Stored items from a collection
►
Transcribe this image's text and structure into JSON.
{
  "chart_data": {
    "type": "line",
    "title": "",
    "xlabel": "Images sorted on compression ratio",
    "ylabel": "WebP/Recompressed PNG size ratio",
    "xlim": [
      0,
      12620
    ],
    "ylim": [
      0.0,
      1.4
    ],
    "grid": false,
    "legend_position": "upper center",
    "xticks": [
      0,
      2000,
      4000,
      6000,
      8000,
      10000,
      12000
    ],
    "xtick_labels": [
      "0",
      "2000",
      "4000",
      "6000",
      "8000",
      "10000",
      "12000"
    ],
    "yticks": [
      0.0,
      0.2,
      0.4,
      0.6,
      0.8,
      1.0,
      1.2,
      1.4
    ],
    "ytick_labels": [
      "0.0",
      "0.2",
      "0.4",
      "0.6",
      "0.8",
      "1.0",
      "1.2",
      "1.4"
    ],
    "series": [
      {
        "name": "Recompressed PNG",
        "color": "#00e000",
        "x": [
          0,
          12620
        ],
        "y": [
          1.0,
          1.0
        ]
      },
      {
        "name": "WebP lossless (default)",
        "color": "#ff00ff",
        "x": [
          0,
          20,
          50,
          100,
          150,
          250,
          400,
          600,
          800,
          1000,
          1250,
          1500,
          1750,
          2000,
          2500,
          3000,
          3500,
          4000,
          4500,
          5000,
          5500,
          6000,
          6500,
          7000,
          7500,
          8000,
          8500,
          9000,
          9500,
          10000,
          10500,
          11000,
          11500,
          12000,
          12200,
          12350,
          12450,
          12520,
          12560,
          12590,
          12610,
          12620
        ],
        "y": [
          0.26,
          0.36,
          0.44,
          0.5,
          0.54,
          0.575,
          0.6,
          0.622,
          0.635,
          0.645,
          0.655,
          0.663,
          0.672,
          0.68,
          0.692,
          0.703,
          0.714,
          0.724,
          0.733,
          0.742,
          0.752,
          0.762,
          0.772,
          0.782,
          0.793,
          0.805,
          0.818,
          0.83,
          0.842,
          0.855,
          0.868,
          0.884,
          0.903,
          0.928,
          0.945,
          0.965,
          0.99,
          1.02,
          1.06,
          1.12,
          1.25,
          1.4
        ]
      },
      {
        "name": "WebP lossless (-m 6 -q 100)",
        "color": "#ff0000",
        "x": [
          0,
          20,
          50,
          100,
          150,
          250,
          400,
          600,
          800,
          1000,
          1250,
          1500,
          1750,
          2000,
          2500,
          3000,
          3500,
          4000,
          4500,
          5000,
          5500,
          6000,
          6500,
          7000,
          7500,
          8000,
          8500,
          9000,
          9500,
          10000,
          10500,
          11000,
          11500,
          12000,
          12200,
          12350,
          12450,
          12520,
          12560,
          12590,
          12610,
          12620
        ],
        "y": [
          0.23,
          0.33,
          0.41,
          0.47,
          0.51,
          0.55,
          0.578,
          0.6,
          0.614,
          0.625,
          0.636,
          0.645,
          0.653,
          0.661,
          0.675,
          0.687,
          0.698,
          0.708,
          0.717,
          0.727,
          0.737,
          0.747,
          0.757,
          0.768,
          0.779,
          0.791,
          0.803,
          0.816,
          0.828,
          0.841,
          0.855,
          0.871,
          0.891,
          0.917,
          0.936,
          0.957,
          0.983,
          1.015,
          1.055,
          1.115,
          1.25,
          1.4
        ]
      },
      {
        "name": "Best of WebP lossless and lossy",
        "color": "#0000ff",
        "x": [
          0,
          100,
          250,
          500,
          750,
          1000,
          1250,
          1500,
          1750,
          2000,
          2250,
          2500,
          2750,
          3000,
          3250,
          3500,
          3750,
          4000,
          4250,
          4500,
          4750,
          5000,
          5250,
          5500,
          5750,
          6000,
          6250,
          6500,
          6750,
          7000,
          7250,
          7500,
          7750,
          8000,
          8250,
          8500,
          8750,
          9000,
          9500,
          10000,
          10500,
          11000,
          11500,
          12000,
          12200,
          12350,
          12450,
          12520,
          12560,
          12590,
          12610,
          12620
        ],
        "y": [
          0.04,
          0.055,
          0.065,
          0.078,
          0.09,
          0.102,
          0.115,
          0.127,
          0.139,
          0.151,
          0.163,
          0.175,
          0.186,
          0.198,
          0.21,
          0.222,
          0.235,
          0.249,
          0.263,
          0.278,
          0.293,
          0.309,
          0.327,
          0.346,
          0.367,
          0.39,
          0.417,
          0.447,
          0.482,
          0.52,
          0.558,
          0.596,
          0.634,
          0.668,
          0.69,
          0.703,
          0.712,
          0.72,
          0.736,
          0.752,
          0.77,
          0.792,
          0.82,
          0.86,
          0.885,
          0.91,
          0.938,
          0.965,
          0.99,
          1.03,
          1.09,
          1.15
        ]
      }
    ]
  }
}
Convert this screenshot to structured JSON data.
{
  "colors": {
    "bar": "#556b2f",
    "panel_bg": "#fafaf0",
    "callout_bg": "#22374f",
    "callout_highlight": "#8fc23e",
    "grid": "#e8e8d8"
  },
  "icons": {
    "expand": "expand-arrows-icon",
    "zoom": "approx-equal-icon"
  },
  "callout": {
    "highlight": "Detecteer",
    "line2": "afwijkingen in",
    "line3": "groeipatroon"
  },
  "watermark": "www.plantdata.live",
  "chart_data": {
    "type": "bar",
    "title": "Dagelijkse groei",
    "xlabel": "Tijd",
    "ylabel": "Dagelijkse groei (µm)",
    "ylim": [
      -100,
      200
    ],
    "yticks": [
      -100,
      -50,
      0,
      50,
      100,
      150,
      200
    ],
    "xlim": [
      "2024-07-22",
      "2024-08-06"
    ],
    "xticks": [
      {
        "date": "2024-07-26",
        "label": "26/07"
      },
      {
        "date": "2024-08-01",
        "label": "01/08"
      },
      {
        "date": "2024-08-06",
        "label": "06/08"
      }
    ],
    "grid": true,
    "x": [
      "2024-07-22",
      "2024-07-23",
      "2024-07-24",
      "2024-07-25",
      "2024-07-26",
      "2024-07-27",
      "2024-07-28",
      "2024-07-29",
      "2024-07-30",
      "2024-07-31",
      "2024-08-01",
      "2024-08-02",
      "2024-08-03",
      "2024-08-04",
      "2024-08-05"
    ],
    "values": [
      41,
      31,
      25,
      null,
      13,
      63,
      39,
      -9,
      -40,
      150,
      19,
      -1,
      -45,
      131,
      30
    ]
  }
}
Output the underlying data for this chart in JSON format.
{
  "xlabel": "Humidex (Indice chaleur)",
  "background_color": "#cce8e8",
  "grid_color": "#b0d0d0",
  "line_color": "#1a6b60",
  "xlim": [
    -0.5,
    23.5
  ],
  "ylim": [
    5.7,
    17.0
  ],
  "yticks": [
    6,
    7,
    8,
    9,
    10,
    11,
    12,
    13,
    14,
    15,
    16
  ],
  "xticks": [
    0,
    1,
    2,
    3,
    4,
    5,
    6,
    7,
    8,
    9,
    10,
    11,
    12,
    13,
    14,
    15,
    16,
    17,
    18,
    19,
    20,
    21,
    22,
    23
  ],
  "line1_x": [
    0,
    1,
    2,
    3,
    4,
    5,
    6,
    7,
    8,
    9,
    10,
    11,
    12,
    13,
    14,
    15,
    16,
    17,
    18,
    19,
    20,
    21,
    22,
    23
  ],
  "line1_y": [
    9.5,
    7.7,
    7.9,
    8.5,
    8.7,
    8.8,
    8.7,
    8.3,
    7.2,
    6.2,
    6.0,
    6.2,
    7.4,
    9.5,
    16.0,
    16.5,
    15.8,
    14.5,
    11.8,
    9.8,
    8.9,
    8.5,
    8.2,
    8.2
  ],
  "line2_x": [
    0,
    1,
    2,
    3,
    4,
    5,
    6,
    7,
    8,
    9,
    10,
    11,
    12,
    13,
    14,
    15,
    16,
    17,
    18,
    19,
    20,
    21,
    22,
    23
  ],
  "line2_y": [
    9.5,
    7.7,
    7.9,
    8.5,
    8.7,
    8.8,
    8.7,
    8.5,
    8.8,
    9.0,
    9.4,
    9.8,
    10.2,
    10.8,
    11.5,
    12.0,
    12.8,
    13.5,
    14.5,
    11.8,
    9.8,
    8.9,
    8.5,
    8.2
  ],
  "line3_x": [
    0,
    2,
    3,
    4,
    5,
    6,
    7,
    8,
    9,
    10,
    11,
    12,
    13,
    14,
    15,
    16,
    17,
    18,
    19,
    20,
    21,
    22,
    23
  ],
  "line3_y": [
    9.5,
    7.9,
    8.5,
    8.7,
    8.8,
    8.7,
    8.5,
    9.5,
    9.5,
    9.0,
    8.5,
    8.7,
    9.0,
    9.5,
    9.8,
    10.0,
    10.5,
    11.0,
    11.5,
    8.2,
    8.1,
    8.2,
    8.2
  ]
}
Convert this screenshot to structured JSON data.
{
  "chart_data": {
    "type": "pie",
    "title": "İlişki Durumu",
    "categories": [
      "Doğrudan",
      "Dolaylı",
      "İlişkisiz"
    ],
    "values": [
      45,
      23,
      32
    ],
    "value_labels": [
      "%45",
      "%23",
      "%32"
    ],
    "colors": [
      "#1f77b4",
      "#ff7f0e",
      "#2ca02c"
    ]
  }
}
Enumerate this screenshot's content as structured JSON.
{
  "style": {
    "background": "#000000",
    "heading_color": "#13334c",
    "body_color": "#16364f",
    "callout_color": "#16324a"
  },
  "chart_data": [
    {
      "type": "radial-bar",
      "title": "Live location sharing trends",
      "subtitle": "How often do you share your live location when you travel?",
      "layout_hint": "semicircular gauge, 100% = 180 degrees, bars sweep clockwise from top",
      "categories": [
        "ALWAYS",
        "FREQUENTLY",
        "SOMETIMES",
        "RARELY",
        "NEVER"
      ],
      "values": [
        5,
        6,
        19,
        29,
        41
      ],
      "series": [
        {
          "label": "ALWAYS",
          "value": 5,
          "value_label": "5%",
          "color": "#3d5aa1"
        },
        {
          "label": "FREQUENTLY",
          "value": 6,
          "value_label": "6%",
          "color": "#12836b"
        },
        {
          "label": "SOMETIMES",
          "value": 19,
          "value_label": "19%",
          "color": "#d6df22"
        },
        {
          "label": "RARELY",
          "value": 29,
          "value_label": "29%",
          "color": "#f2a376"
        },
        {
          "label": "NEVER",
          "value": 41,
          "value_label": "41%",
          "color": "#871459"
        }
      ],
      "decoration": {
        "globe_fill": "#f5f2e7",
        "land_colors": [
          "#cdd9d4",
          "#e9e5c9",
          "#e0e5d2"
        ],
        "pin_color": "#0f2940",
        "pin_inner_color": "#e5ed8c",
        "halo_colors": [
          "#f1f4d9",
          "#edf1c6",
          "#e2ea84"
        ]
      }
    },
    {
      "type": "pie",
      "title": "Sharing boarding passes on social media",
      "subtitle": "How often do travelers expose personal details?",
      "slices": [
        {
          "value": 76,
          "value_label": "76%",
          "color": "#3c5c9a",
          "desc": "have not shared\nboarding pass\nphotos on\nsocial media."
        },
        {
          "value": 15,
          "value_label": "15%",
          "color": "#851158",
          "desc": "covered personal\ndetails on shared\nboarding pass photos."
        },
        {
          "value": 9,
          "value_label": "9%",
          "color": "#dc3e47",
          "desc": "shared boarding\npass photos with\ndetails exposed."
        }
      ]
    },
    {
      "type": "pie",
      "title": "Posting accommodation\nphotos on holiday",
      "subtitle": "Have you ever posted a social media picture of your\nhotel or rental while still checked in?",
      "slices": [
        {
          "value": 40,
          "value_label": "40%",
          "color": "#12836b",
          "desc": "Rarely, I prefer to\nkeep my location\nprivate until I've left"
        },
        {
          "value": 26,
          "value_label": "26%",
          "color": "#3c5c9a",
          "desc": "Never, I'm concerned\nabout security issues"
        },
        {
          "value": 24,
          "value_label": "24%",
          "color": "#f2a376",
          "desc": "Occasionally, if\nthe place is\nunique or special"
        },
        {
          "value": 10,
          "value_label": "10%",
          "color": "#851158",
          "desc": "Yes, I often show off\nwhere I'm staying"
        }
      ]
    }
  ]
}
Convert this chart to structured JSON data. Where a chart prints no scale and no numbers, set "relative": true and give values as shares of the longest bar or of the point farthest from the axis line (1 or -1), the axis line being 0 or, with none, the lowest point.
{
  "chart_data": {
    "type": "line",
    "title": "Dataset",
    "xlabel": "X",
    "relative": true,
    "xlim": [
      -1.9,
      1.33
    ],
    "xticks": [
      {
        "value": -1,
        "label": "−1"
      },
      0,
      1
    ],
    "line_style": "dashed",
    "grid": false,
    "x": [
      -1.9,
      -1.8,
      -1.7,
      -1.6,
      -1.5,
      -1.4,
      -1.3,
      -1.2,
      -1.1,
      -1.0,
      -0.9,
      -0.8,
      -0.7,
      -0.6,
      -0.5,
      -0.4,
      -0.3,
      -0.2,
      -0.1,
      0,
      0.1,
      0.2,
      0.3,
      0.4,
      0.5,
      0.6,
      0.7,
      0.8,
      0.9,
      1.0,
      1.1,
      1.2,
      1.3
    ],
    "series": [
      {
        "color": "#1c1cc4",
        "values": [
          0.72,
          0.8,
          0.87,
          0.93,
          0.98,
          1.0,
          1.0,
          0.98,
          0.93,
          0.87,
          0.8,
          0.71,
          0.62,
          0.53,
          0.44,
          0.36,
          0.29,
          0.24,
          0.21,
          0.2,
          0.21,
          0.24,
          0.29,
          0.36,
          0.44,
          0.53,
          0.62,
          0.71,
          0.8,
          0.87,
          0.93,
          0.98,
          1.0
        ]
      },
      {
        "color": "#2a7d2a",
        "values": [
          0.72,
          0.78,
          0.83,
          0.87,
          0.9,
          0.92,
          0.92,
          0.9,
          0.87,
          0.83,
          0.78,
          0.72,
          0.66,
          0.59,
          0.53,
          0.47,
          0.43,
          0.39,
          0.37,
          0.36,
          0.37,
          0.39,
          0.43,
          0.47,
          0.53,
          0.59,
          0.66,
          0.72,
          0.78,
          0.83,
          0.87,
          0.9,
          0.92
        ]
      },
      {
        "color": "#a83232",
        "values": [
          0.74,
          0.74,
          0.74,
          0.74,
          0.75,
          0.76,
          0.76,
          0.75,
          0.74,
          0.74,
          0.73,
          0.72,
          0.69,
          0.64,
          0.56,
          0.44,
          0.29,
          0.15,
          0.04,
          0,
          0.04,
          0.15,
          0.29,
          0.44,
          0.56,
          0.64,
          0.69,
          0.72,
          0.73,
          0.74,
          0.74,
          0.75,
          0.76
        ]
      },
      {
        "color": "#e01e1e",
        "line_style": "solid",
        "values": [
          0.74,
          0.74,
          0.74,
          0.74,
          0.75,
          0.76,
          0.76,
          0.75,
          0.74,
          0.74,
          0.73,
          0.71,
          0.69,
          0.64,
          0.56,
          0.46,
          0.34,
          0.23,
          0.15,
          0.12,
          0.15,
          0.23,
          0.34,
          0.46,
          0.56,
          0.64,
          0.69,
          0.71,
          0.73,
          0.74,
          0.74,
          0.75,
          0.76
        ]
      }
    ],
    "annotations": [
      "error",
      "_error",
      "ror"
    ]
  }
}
◄
● **WORK TO BE COMPLETED**
Each line that holds the word "ylabel" is to be copied.

● **EXERCISE RESPONSE**
    "ylabel": "WebP/Recompressed PNG size ratio",
    "ylabel": "Dagelijkse groei (µm)",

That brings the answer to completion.